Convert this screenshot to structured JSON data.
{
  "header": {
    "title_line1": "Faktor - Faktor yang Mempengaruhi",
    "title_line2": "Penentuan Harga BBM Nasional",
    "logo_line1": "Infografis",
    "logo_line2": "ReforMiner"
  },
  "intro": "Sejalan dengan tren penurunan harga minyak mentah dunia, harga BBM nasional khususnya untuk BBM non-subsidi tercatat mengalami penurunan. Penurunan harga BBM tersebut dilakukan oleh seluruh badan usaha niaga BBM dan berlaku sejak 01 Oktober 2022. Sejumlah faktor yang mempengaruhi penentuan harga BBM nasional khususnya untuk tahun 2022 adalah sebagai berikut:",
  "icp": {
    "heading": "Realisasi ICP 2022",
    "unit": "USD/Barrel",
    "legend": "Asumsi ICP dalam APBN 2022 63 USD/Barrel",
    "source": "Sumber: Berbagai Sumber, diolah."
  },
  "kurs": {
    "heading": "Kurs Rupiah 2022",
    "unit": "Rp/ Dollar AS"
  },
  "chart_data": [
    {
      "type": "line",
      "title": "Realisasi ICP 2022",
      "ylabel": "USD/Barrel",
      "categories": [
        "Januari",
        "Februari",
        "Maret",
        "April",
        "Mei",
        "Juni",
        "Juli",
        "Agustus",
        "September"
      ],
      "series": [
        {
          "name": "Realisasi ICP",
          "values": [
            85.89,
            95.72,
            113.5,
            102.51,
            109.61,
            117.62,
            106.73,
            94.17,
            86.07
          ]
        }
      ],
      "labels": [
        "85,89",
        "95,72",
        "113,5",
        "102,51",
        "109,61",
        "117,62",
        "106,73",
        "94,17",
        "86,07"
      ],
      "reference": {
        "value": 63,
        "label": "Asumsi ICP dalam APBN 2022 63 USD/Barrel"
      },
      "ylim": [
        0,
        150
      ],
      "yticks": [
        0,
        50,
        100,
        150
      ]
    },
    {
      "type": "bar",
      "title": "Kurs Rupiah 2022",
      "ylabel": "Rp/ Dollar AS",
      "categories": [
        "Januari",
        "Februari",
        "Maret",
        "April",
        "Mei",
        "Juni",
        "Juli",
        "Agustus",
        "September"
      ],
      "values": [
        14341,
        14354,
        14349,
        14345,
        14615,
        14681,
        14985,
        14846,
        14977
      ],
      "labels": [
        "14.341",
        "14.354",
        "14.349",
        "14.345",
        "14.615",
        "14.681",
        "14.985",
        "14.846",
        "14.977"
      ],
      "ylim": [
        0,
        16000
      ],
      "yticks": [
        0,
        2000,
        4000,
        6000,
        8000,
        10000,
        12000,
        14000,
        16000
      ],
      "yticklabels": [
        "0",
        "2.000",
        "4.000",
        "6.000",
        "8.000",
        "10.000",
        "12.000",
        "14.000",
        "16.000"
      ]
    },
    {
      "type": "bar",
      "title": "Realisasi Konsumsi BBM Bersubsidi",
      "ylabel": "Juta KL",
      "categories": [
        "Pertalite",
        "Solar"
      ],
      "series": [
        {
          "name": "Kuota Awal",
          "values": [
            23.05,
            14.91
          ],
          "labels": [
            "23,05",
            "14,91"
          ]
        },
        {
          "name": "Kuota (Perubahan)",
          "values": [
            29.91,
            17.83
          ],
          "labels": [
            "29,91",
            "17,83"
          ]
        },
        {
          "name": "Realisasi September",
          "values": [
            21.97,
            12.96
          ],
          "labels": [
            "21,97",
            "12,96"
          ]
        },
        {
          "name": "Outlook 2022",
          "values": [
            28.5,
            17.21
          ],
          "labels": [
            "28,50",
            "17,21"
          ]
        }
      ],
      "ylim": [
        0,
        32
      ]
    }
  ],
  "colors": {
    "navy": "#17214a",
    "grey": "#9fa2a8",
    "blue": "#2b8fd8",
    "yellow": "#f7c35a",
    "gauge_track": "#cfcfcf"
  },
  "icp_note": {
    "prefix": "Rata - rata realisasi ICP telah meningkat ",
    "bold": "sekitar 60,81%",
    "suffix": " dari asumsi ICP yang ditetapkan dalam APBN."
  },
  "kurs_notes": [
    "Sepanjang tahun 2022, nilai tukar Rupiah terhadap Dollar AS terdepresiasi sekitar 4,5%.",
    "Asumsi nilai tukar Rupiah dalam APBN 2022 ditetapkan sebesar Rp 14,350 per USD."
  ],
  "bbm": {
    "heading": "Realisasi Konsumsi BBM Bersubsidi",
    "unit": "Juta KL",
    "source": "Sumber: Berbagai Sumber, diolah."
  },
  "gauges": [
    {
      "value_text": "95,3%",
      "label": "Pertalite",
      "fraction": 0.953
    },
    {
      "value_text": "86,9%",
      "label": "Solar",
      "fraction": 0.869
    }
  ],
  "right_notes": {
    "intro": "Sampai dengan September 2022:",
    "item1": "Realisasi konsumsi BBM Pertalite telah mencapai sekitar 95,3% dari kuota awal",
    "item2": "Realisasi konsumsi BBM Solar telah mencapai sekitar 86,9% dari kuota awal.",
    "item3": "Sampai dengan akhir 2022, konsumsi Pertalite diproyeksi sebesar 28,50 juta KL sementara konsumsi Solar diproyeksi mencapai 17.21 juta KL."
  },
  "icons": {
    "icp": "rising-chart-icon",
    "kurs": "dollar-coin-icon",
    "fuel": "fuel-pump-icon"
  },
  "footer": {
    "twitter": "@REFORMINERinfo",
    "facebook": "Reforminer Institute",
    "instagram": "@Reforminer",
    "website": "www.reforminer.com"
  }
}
== == ==
▸ **Task brief**
All of the entries must be written out exactly as they stand.

▸ **Exercise answer**
Convert this screenshot to structured JSON data.
{
  "header": {
    "title_line1": "Faktor - Faktor yang Mempengaruhi",
    "title_line2": "Penentuan Harga BBM Nasional",
    "logo_line1": "Infografis",
    "logo_line2": "ReforMiner"
  },
  "intro": "Sejalan dengan tren penurunan harga minyak mentah dunia, harga BBM nasional khususnya untuk BBM non-subsidi tercatat mengalami penurunan. Penurunan harga BBM tersebut dilakukan oleh seluruh badan usaha niaga BBM dan berlaku sejak 01 Oktober 2022. Sejumlah faktor yang mempengaruhi penentuan harga BBM nasional khususnya untuk tahun 2022 adalah sebagai berikut:",
  "icp": {
    "heading": "Realisasi ICP 2022",
    "unit": "USD/Barrel",
    "legend": "Asumsi ICP dalam APBN 2022 63 USD/Barrel",
    "source": "Sumber: Berbagai Sumber, diolah."
  },
  "kurs": {
    "heading": "Kurs Rupiah 2022",
    "unit": "Rp/ Dollar AS"
  },
  "chart_data": [
    {
      "type": "line",
      "title": "Realisasi ICP 2022",
      "ylabel": "USD/Barrel",
      "categories": [
        "Januari",
        "Februari",
        "Maret",
        "April",
        "Mei",
        "Juni",
        "Juli",
        "Agustus",
        "September"
      ],
      "series": [
        {
          "name": "Realisasi ICP",
          "values": [
            85.89,
            95.72,
            113.5,
            102.51,
            109.61,
            117.62,
            106.73,
            94.17,
            86.07
          ]
        }
      ],
      "labels": [
        "85,89",
        "95,72",
        "113,5",
        "102,51",
        "109,61",
        "117,62",
        "106,73",
        "94,17",
        "86,07"
      ],
      "reference": {
        "value": 63,
        "label": "Asumsi ICP dalam APBN 2022 63 USD/Barrel"
      },
      "ylim": [
        0,
        150
      ],
      "yticks": [
        0,
        50,
        100,
        150
      ]
    },
    {
      "type": "bar",
      "title": "Kurs Rupiah 2022",
      "ylabel": "Rp/ Dollar AS",
      "categories": [
        "Januari",
        "Februari",
        "Maret",
        "April",
        "Mei",
        "Juni",
        "Juli",
        "Agustus",
        "September"
      ],
      "values": [
        14341,
        14354,
        14349,
        14345,
        14615,
        14681,
        14985,
        14846,
        14977
      ],
      "labels": [
        "14.341",
        "14.354",
        "14.349",
        "14.345",
        "14.615",
        "14.681",
        "14.985",
        "14.846",
        "14.977"
      ],
      "ylim": [
        0,
        16000
      ],
      "yticks": [
        0,
        2000,
        4000,
        6000,
        8000,
        10000,
        12000,
        14000,
        16000
      ],
      "yticklabels": [
        "0",
        "2.000",
        "4.000",
        "6.000",
        "8.000",
        "10.000",
        "12.000",
        "14.000",
        "16.000"
      ]
    },
    {
      "type": "bar",
      "title": "Realisasi Konsumsi BBM Bersubsidi",
      "ylabel": "Juta KL",
      "categories": [
        "Pertalite",
        "Solar"
      ],
      "series": [
        {
          "name": "Kuota Awal",
          "values": [
            23.05,
            14.91
          ],
          "labels": [
            "23,05",
            "14,91"
          ]
        },
        {
          "name": "Kuota (Perubahan)",
          "values": [
            29.91,
            17.83
          ],
          "labels": [
            "29,91",
            "17,83"
          ]
        },
        {
          "name": "Realisasi September",
          "values": [
            21.97,
            12.96
          ],
          "labels": [
            "21,97",
            "12,96"
          ]
        },
        {
          "name": "Outlook 2022",
          "values": [
            28.5,
            17.21
          ],
          "labels": [
            "28,50",
            "17,21"
          ]
        }
      ],
      "ylim": [
        0,
        32
      ]
    }
  ],
  "colors": {
    "navy": "#17214a",
    "grey": "#9fa2a8",
    "blue": "#2b8fd8",
    "yellow": "#f7c35a",
    "gauge_track": "#cfcfcf"
  },
  "icp_note": {
    "prefix": "Rata - rata realisasi ICP telah meningkat ",
    "bold": "sekitar 60,81%",
    "suffix": " dari asumsi ICP yang ditetapkan dalam APBN."
  },
  "kurs_notes": [
    "Sepanjang tahun 2022, nilai tukar Rupiah terhadap Dollar AS terdepresiasi sekitar 4,5%.",
    "Asumsi nilai tukar Rupiah dalam APBN 2022 ditetapkan sebesar Rp 14,350 per USD."
  ],
  "bbm": {
    "heading": "Realisasi Konsumsi BBM Bersubsidi",
    "unit": "Juta KL",
    "source": "Sumber: Berbagai Sumber, diolah."
  },
  "gauges": [
    {
      "value_text": "95,3%",
      "label": "Pertalite",
      "fraction": 0.953
    },
    {
      "value_text": "86,9%",
      "label": "Solar",
      "fraction": 0.869
    }
  ],
  "right_notes": {
    "intro": "Sampai dengan September 2022:",
    "item1": "Realisasi konsumsi BBM Pertalite telah mencapai sekitar 95,3% dari kuota awal",
    "item2": "Realisasi konsumsi BBM Solar telah mencapai sekitar 86,9% dari kuota awal.",
    "item3": "Sampai dengan akhir 2022, konsumsi Pertalite diproyeksi sebesar 28,50 juta KL sementara konsumsi Solar diproyeksi mencapai 17.21 juta KL."
  },
  "icons": {
    "icp": "rising-chart-icon",
    "kurs": "dollar-coin-icon",
    "fuel": "fuel-pump-icon"
  },
  "footer": {
    "twitter": "@REFORMINERinfo",
    "facebook": "Reforminer Institute",
    "instagram": "@Reforminer",
    "website": "www.reforminer.com"
  }
}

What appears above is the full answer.